[Dataset items]
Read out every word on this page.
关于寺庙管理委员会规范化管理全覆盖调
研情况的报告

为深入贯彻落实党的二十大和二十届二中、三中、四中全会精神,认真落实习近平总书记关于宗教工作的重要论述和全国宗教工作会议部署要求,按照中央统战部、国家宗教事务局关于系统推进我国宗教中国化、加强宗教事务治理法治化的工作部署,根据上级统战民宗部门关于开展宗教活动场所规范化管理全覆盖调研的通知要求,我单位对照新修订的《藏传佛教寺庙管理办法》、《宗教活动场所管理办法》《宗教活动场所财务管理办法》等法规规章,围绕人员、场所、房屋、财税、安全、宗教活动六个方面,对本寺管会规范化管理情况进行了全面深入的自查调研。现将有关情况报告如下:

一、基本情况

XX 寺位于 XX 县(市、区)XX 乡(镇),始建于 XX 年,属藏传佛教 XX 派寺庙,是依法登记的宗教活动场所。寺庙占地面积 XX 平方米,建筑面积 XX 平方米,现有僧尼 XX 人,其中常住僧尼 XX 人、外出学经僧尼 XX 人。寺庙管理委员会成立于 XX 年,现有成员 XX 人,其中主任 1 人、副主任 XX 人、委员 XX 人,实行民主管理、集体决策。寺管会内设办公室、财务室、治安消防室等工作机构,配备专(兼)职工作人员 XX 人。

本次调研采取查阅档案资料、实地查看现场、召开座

* [Given request]
Copy every record above exactly as it appears.

* [Result below]
Read out every word on this page.
关于寺庙管理委员会规范化管理全覆盖调
研情况的报告

为深入贯彻落实党的二十大和二十届二中、三中、四中全会精神,认真落实习近平总书记关于宗教工作的重要论述和全国宗教工作会议部署要求,按照中央统战部、国家宗教事务局关于系统推进我国宗教中国化、加强宗教事务治理法治化的工作部署,根据上级统战民宗部门关于开展宗教活动场所规范化管理全覆盖调研的通知要求,我单位对照新修订的《藏传佛教寺庙管理办法》、《宗教活动场所管理办法》《宗教活动场所财务管理办法》等法规规章,围绕人员、场所、房屋、财税、安全、宗教活动六个方面,对本寺管会规范化管理情况进行了全面深入的自查调研。现将有关情况报告如下:

一、基本情况

XX 寺位于 XX 县(市、区)XX 乡(镇),始建于 XX 年,属藏传佛教 XX 派寺庙,是依法登记的宗教活动场所。寺庙占地面积 XX 平方米,建筑面积 XX 平方米,现有僧尼 XX 人,其中常住僧尼 XX 人、外出学经僧尼 XX 人。寺庙管理委员会成立于 XX 年,现有成员 XX 人,其中主任 1 人、副主任 XX 人、委员 XX 人,实行民主管理、集体决策。寺管会内设办公室、财务室、治安消防室等工作机构,配备专(兼)职工作人员 XX 人。

本次调研采取查阅档案资料、实地查看现场、召开座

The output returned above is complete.